**WHAT THE EXERCISE ASKS:** Scan the lines below; pull out those with "SSCG".

**STORED ROWS:**

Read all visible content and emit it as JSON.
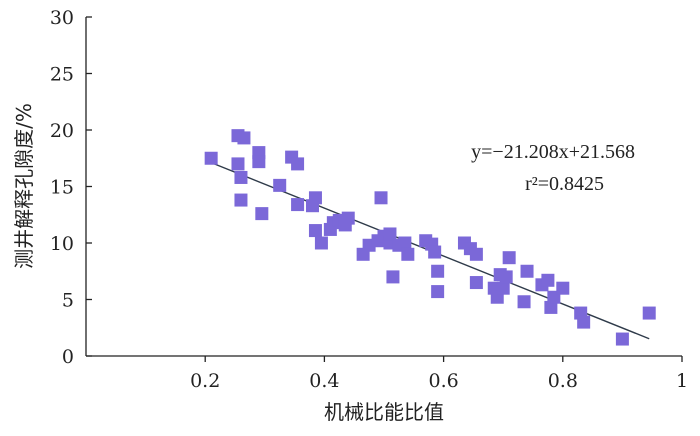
{
  "chart_data": {
    "type": "scatter",
    "title": "",
    "xlabel": "机械比能比值",
    "ylabel": "测井解释孔隙度/%",
    "xlim": [
      0,
      1
    ],
    "ylim": [
      0,
      30
    ],
    "x_ticks": [
      0.2,
      0.4,
      0.6,
      0.8,
      1
    ],
    "x_tick_labels": [
      "0.2",
      "0.4",
      "0.6",
      "0.8",
      "1"
    ],
    "y_ticks": [
      0,
      5,
      10,
      15,
      20,
      25,
      30
    ],
    "y_tick_labels": [
      "0",
      "5",
      "10",
      "15",
      "20",
      "25",
      "30"
    ],
    "grid": false,
    "marker_color": "#7b68d8",
    "line_color": "#2f3b4a",
    "points": [
      [
        0.21,
        17.5
      ],
      [
        0.255,
        19.5
      ],
      [
        0.265,
        19.3
      ],
      [
        0.255,
        17.0
      ],
      [
        0.26,
        15.8
      ],
      [
        0.26,
        13.8
      ],
      [
        0.29,
        18.0
      ],
      [
        0.29,
        17.2
      ],
      [
        0.295,
        12.6
      ],
      [
        0.325,
        15.1
      ],
      [
        0.345,
        17.6
      ],
      [
        0.355,
        17.0
      ],
      [
        0.355,
        13.4
      ],
      [
        0.38,
        13.3
      ],
      [
        0.385,
        14.0
      ],
      [
        0.385,
        11.1
      ],
      [
        0.395,
        10.0
      ],
      [
        0.41,
        11.2
      ],
      [
        0.415,
        11.8
      ],
      [
        0.425,
        12.0
      ],
      [
        0.435,
        11.6
      ],
      [
        0.44,
        12.2
      ],
      [
        0.465,
        9.0
      ],
      [
        0.475,
        9.8
      ],
      [
        0.49,
        10.2
      ],
      [
        0.495,
        14.0
      ],
      [
        0.5,
        10.6
      ],
      [
        0.51,
        10.0
      ],
      [
        0.51,
        10.8
      ],
      [
        0.515,
        7.0
      ],
      [
        0.525,
        9.8
      ],
      [
        0.535,
        10.0
      ],
      [
        0.54,
        9.0
      ],
      [
        0.57,
        10.2
      ],
      [
        0.58,
        9.9
      ],
      [
        0.585,
        9.2
      ],
      [
        0.59,
        7.5
      ],
      [
        0.59,
        5.7
      ],
      [
        0.635,
        10.0
      ],
      [
        0.645,
        9.5
      ],
      [
        0.655,
        9.0
      ],
      [
        0.655,
        6.5
      ],
      [
        0.685,
        6.0
      ],
      [
        0.69,
        5.2
      ],
      [
        0.695,
        7.2
      ],
      [
        0.7,
        6.0
      ],
      [
        0.705,
        7.0
      ],
      [
        0.71,
        8.7
      ],
      [
        0.735,
        4.8
      ],
      [
        0.74,
        7.5
      ],
      [
        0.765,
        6.3
      ],
      [
        0.775,
        6.7
      ],
      [
        0.78,
        4.3
      ],
      [
        0.785,
        5.2
      ],
      [
        0.8,
        6.0
      ],
      [
        0.83,
        3.8
      ],
      [
        0.835,
        3.0
      ],
      [
        0.9,
        1.5
      ],
      [
        0.945,
        3.8
      ]
    ],
    "fit": {
      "slope": -21.208,
      "intercept": 21.568,
      "x_range": [
        0.21,
        0.945
      ],
      "equation_text": "y=−21.208x+21.568",
      "r2_text": "r²=0.8425"
    }
  }
}
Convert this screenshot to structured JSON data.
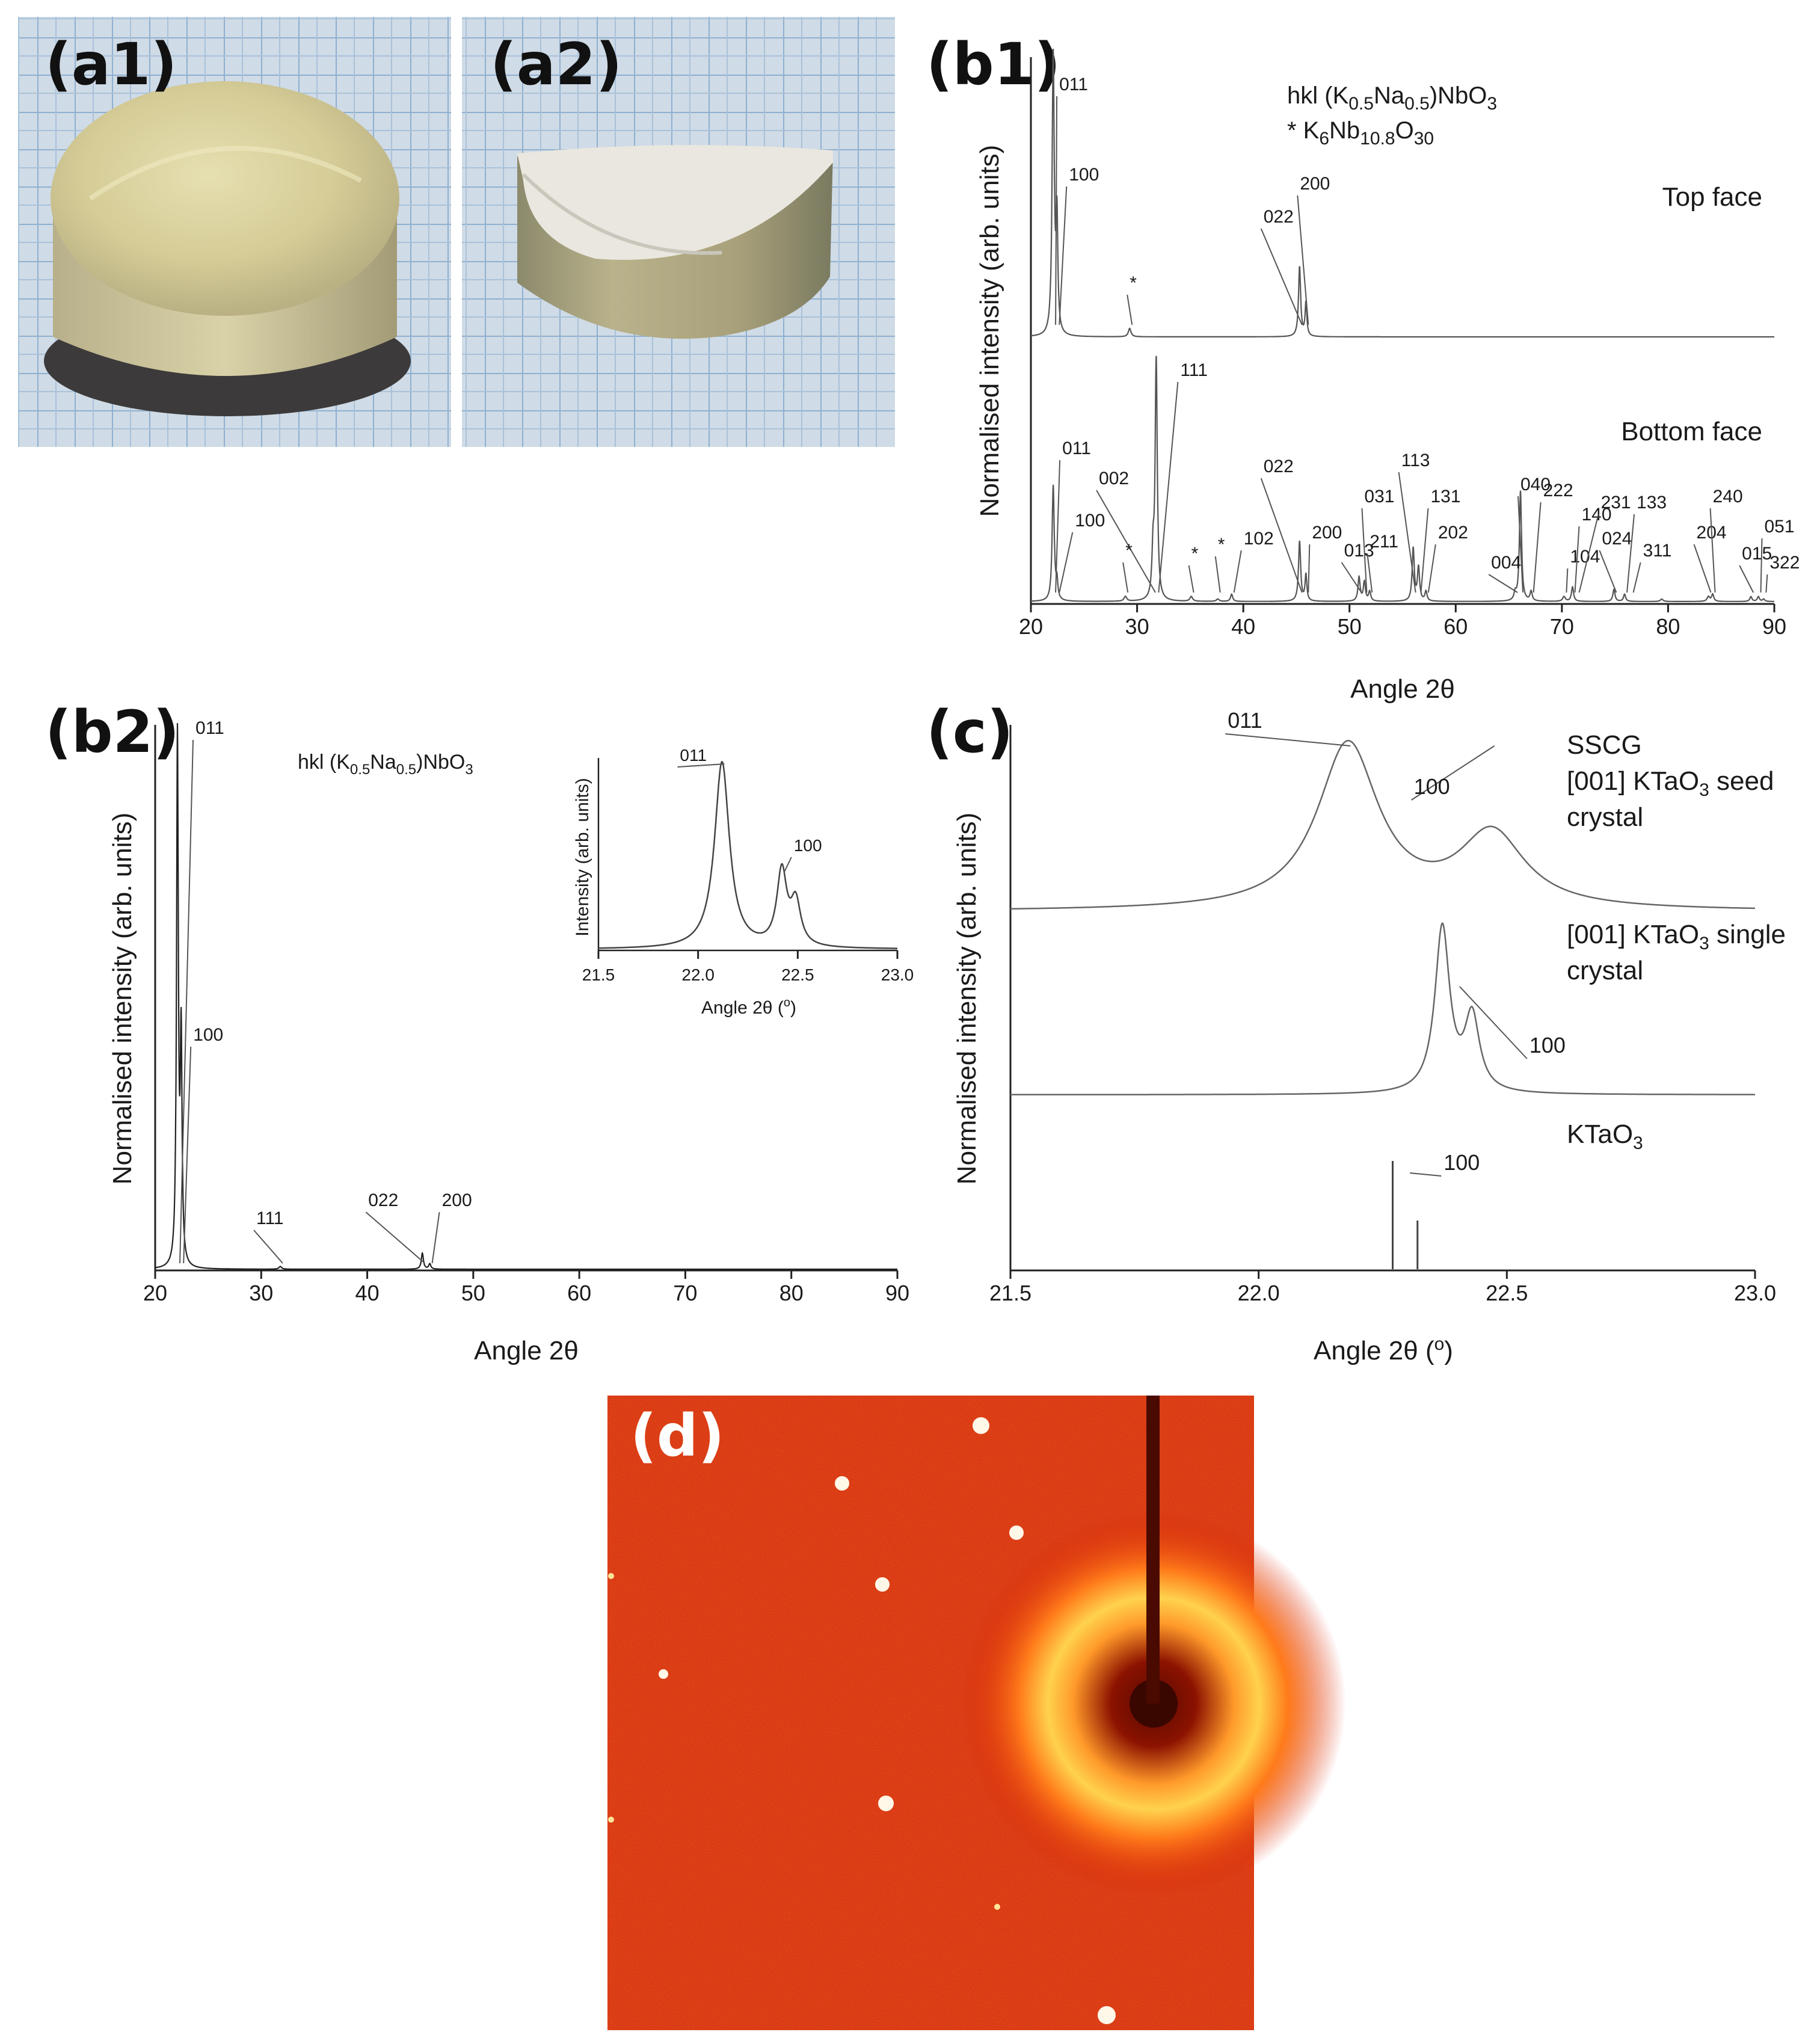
{
  "panels": {
    "a1": "(a1)",
    "a2": "(a2)",
    "b1": "(b1)",
    "b2": "(b2)",
    "c": "(c)",
    "d": "(d)"
  },
  "colors": {
    "line": "#555555",
    "axis": "#222222",
    "grid_bg": "#cfdbe6",
    "grid_line": "#8fb0d0",
    "pattern_bg": "#d41a00",
    "pattern_ring": "#ffc845"
  },
  "chart_data": [
    {
      "id": "b1",
      "type": "line",
      "xlabel": "Angle 2θ",
      "ylabel": "Normalised intensity (arb. units)",
      "xlim": [
        20,
        90
      ],
      "xticks": [
        20,
        30,
        40,
        50,
        60,
        70,
        80,
        90
      ],
      "legend": [
        "hkl (K0.5Na0.5)NbO3",
        "* K6Nb10.8O30"
      ],
      "series": [
        {
          "name": "Top face",
          "peaks": [
            {
              "x": 22.1,
              "h": 1.0,
              "w": 0.12
            },
            {
              "x": 22.45,
              "h": 0.4,
              "w": 0.1
            },
            {
              "x": 29.3,
              "h": 0.03,
              "w": 0.15
            },
            {
              "x": 45.3,
              "h": 0.25,
              "w": 0.12
            },
            {
              "x": 45.9,
              "h": 0.12,
              "w": 0.1
            }
          ],
          "labels": [
            {
              "text": "011",
              "x": 22.1
            },
            {
              "text": "100",
              "x": 22.45
            },
            {
              "text": "*",
              "x": 29.3
            },
            {
              "text": "022",
              "x": 45.3
            },
            {
              "text": "200",
              "x": 45.9
            }
          ]
        },
        {
          "name": "Bottom face",
          "peaks": [
            {
              "x": 22.1,
              "h": 0.48,
              "w": 0.12
            },
            {
              "x": 22.45,
              "h": 0.07,
              "w": 0.1
            },
            {
              "x": 28.9,
              "h": 0.02,
              "w": 0.15
            },
            {
              "x": 31.5,
              "h": 0.18,
              "w": 0.12
            },
            {
              "x": 31.8,
              "h": 1.0,
              "w": 0.12
            },
            {
              "x": 35.1,
              "h": 0.02,
              "w": 0.15
            },
            {
              "x": 37.6,
              "h": 0.01,
              "w": 0.15
            },
            {
              "x": 38.9,
              "h": 0.03,
              "w": 0.12
            },
            {
              "x": 45.3,
              "h": 0.25,
              "w": 0.12
            },
            {
              "x": 45.9,
              "h": 0.11,
              "w": 0.1
            },
            {
              "x": 50.9,
              "h": 0.1,
              "w": 0.12
            },
            {
              "x": 51.4,
              "h": 0.08,
              "w": 0.12
            },
            {
              "x": 51.9,
              "h": 0.04,
              "w": 0.12
            },
            {
              "x": 56.0,
              "h": 0.22,
              "w": 0.12
            },
            {
              "x": 56.5,
              "h": 0.14,
              "w": 0.12
            },
            {
              "x": 57.2,
              "h": 0.04,
              "w": 0.12
            },
            {
              "x": 65.6,
              "h": 0.03,
              "w": 0.12
            },
            {
              "x": 66.1,
              "h": 0.46,
              "w": 0.12
            },
            {
              "x": 67.1,
              "h": 0.04,
              "w": 0.12
            },
            {
              "x": 70.2,
              "h": 0.02,
              "w": 0.15
            },
            {
              "x": 71.0,
              "h": 0.06,
              "w": 0.12
            },
            {
              "x": 74.9,
              "h": 0.05,
              "w": 0.12
            },
            {
              "x": 75.9,
              "h": 0.03,
              "w": 0.12
            },
            {
              "x": 79.4,
              "h": 0.01,
              "w": 0.15
            },
            {
              "x": 83.8,
              "h": 0.02,
              "w": 0.15
            },
            {
              "x": 84.2,
              "h": 0.03,
              "w": 0.12
            },
            {
              "x": 87.8,
              "h": 0.02,
              "w": 0.12
            },
            {
              "x": 88.5,
              "h": 0.02,
              "w": 0.12
            },
            {
              "x": 89.0,
              "h": 0.01,
              "w": 0.12
            }
          ],
          "labels": [
            {
              "text": "011",
              "x": 22.1
            },
            {
              "text": "100",
              "x": 22.45
            },
            {
              "text": "002",
              "x": 31.5
            },
            {
              "text": "111",
              "x": 31.8
            },
            {
              "text": "*",
              "x": 28.9
            },
            {
              "text": "*",
              "x": 35.1
            },
            {
              "text": "*",
              "x": 37.6
            },
            {
              "text": "102",
              "x": 38.9
            },
            {
              "text": "022",
              "x": 45.3
            },
            {
              "text": "200",
              "x": 45.9
            },
            {
              "text": "013",
              "x": 50.9
            },
            {
              "text": "031",
              "x": 51.4
            },
            {
              "text": "211",
              "x": 51.9
            },
            {
              "text": "113",
              "x": 56.0
            },
            {
              "text": "131",
              "x": 56.5
            },
            {
              "text": "202",
              "x": 57.2
            },
            {
              "text": "004",
              "x": 65.6
            },
            {
              "text": "040",
              "x": 66.1
            },
            {
              "text": "222",
              "x": 67.1
            },
            {
              "text": "104",
              "x": 70.2
            },
            {
              "text": "140",
              "x": 71.0
            },
            {
              "text": "231",
              "x": 71.4
            },
            {
              "text": "024",
              "x": 74.9
            },
            {
              "text": "133",
              "x": 75.9
            },
            {
              "text": "311",
              "x": 76.5
            },
            {
              "text": "204",
              "x": 83.8
            },
            {
              "text": "240",
              "x": 84.2
            },
            {
              "text": "015",
              "x": 87.8
            },
            {
              "text": "051",
              "x": 88.5
            },
            {
              "text": "322",
              "x": 89.0
            }
          ]
        }
      ]
    },
    {
      "id": "b2",
      "type": "line",
      "xlabel": "Angle 2θ",
      "ylabel": "Normalised intensity (arb. units)",
      "xlim": [
        20,
        90
      ],
      "xticks": [
        20,
        30,
        40,
        50,
        60,
        70,
        80,
        90
      ],
      "legend": "hkl (K0.5Na0.5)NbO3",
      "series": [
        {
          "name": "SSCG",
          "peaks": [
            {
              "x": 22.1,
              "h": 1.0,
              "w": 0.1
            },
            {
              "x": 22.45,
              "h": 0.42,
              "w": 0.1
            },
            {
              "x": 31.8,
              "h": 0.005,
              "w": 0.15
            },
            {
              "x": 45.2,
              "h": 0.03,
              "w": 0.12
            },
            {
              "x": 45.9,
              "h": 0.01,
              "w": 0.12
            }
          ],
          "labels": [
            {
              "text": "011",
              "x": 22.1
            },
            {
              "text": "100",
              "x": 22.45
            },
            {
              "text": "111",
              "x": 31.8
            },
            {
              "text": "022",
              "x": 45.2
            },
            {
              "text": "200",
              "x": 45.9
            }
          ]
        }
      ],
      "inset": {
        "xlabel": "Angle 2θ (o)",
        "ylabel": "Intensity (arb. units)",
        "xlim": [
          21.5,
          23.0
        ],
        "xticks": [
          "21.5",
          "22.0",
          "22.5",
          "23.0"
        ],
        "peaks": [
          {
            "x": 22.12,
            "h": 1.0,
            "w": 0.045
          },
          {
            "x": 22.42,
            "h": 0.4,
            "w": 0.03
          },
          {
            "x": 22.49,
            "h": 0.23,
            "w": 0.03
          }
        ],
        "labels": [
          {
            "text": "011",
            "x": 22.12
          },
          {
            "text": "100",
            "x": 22.42
          }
        ]
      }
    },
    {
      "id": "c",
      "type": "line",
      "xlabel": "Angle 2θ (o)",
      "ylabel": "Normalised intensity (arb. units)",
      "xlim": [
        21.5,
        23.0
      ],
      "xticks": [
        "21.5",
        "22.0",
        "22.5",
        "23.0"
      ],
      "series": [
        {
          "name": "SSCG [001] KTaO3 seed crystal",
          "peaks": [
            {
              "x": 22.18,
              "h": 1.0,
              "w": 0.075
            },
            {
              "x": 22.47,
              "h": 0.45,
              "w": 0.08
            }
          ],
          "labels": [
            {
              "text": "011",
              "x": 22.18
            },
            {
              "text": "100",
              "x": 22.47
            }
          ]
        },
        {
          "name": "[001] KTaO3 single crystal",
          "peaks": [
            {
              "x": 22.37,
              "h": 1.0,
              "w": 0.018
            },
            {
              "x": 22.43,
              "h": 0.45,
              "w": 0.018
            }
          ],
          "labels": [
            {
              "text": "100",
              "x": 22.4
            }
          ]
        },
        {
          "name": "KTaO3",
          "sticks": [
            {
              "x": 22.27,
              "h": 1.0
            },
            {
              "x": 22.32,
              "h": 0.45
            }
          ],
          "labels": [
            {
              "text": "100",
              "x": 22.3
            }
          ]
        }
      ]
    }
  ]
}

**RESULT OF THE EXERCISE:**
          "name": "SSCG",
          "name": "SSCG [001] KTaO3 seed crystal",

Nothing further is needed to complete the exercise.